**What to work on:** Repeat exactly the lines from the line containing "What does this" to the last line of the listing, including both.
##### Data shown #####
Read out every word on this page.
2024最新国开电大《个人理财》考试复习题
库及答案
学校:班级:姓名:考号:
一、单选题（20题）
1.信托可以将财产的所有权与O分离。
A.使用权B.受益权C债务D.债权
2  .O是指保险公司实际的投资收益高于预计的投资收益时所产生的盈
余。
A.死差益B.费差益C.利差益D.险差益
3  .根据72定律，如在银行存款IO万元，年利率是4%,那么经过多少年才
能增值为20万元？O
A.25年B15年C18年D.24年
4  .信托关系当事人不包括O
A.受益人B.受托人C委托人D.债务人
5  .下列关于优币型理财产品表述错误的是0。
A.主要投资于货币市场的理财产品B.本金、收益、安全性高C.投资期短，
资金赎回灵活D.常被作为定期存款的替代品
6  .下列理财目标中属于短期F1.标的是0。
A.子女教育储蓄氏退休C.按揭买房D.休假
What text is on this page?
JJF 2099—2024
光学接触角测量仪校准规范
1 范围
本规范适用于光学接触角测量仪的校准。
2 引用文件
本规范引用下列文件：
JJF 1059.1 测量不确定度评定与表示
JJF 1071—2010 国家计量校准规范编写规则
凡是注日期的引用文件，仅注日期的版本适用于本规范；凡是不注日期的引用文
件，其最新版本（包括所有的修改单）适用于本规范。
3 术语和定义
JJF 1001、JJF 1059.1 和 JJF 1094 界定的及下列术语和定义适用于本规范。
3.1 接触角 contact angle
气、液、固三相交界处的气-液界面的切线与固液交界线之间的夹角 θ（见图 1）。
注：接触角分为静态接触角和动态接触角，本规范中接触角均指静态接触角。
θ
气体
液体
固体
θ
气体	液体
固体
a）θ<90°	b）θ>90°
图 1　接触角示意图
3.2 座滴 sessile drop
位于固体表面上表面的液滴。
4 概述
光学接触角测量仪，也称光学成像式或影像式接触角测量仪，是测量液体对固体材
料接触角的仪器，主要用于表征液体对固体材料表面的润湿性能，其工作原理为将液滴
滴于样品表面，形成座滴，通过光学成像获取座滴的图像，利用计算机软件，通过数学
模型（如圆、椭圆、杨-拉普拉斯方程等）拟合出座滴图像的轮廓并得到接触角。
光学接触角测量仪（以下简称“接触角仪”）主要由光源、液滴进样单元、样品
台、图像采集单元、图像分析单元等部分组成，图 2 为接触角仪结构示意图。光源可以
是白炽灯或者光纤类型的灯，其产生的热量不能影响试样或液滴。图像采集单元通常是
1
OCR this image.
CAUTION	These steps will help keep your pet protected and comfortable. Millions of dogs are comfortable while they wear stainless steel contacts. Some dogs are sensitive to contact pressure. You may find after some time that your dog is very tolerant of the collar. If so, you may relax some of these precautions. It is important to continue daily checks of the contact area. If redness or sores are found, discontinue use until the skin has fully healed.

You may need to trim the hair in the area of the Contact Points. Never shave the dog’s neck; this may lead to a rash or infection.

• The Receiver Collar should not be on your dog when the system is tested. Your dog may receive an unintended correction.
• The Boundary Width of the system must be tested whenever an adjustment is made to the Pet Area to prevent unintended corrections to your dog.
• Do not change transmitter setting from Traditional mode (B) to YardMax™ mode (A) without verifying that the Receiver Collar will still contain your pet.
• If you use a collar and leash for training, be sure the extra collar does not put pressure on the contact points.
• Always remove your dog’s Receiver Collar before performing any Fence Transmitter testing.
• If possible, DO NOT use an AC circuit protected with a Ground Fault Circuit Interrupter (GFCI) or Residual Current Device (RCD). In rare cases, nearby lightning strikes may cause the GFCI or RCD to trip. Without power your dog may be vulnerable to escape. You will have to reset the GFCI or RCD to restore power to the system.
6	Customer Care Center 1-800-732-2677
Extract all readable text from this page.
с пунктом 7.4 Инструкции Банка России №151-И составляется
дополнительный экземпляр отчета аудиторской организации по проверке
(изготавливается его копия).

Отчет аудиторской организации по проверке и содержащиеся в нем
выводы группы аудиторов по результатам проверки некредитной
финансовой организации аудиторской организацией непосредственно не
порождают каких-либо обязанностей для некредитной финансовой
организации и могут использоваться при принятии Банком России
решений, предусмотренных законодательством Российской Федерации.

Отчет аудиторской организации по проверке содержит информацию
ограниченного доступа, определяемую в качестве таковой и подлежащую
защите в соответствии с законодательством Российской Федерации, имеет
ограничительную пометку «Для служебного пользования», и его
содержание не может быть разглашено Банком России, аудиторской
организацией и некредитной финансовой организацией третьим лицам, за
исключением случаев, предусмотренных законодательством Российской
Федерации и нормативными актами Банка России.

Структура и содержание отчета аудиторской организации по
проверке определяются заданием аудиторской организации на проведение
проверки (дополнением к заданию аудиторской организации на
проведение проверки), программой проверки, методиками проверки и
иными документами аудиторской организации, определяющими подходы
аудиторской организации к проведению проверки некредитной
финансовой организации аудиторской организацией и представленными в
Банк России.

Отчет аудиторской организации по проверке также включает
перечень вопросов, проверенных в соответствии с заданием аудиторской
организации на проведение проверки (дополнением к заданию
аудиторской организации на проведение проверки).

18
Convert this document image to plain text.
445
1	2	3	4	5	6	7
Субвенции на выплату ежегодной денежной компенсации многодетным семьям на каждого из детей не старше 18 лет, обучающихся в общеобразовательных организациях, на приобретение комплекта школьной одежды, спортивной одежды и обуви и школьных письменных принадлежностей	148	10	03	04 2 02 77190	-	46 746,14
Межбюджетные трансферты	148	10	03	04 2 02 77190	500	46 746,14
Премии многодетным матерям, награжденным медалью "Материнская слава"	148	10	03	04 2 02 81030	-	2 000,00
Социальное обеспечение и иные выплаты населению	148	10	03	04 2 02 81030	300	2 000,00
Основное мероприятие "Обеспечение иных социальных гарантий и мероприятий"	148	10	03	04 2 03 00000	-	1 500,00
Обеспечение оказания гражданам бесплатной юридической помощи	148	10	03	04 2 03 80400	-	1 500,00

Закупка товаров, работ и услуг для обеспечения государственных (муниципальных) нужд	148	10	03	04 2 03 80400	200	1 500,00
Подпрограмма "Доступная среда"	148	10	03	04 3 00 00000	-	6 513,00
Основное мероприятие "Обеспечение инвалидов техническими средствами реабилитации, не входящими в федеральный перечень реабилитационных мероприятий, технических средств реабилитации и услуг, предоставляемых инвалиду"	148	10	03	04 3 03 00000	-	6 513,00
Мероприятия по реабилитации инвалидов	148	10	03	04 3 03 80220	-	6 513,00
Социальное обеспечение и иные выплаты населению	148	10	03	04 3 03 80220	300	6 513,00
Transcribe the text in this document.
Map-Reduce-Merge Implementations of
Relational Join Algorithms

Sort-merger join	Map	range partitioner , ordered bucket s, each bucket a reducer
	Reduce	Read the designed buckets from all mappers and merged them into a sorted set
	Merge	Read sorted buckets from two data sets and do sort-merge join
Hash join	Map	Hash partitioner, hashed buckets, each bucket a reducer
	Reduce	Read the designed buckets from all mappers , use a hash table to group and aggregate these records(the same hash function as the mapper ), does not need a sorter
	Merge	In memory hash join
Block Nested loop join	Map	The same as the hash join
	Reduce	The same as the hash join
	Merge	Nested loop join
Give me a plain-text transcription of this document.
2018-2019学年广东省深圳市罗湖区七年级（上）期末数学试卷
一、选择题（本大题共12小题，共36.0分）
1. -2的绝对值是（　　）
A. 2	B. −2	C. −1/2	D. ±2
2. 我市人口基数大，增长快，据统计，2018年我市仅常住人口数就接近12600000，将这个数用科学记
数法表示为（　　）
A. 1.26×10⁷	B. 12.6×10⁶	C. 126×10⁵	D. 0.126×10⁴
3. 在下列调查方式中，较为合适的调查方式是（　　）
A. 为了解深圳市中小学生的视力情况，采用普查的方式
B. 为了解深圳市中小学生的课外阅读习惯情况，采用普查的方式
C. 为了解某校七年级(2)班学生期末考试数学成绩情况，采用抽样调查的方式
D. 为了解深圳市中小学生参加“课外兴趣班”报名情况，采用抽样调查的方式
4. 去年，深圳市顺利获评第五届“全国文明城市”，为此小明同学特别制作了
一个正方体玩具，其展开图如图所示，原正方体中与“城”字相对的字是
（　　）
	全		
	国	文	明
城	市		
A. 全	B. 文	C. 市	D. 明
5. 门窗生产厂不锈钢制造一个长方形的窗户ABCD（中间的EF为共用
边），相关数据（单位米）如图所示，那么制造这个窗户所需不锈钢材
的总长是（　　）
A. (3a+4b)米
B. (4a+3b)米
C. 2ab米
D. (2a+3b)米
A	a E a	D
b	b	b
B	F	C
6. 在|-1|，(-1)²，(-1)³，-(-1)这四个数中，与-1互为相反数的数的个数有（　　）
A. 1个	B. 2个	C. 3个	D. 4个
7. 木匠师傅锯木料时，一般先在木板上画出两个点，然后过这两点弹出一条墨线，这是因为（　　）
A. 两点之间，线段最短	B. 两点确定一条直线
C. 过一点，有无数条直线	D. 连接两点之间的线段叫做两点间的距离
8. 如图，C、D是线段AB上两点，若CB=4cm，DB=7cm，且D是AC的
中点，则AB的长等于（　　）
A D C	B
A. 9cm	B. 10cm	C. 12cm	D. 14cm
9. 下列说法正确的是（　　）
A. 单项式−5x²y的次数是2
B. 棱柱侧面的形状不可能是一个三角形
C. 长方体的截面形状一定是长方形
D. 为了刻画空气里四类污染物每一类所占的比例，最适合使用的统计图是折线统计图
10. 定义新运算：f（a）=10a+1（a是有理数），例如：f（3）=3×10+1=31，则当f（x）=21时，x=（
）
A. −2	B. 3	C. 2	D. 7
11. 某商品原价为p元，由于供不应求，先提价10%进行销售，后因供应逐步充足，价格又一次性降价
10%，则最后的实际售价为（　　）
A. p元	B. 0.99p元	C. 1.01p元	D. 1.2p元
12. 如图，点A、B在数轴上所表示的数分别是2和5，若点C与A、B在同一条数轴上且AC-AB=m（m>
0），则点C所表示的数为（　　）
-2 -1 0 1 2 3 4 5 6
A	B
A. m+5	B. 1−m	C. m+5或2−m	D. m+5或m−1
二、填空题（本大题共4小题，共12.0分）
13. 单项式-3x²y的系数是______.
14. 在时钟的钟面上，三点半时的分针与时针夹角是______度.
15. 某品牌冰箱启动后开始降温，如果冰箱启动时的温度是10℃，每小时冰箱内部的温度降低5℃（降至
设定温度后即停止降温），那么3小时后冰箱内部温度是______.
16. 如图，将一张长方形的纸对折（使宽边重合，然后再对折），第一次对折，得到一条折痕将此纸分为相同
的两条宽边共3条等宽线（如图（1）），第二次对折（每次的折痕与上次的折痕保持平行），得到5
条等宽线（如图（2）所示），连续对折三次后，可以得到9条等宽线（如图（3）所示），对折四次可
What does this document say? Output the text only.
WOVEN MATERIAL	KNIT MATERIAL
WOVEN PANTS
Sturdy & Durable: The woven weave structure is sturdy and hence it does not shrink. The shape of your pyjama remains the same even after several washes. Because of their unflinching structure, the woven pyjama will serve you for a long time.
#####
**The result:**
What does this document say? Output the text only.
WOVEN MATERIAL	KNIT MATERIAL
WOVEN PANTS
Sturdy & Durable: The woven weave structure is sturdy and hence it does not shrink. The shape of your pyjama remains the same even after several washes. Because of their unflinching structure, the woven pyjama will serve you for a long time.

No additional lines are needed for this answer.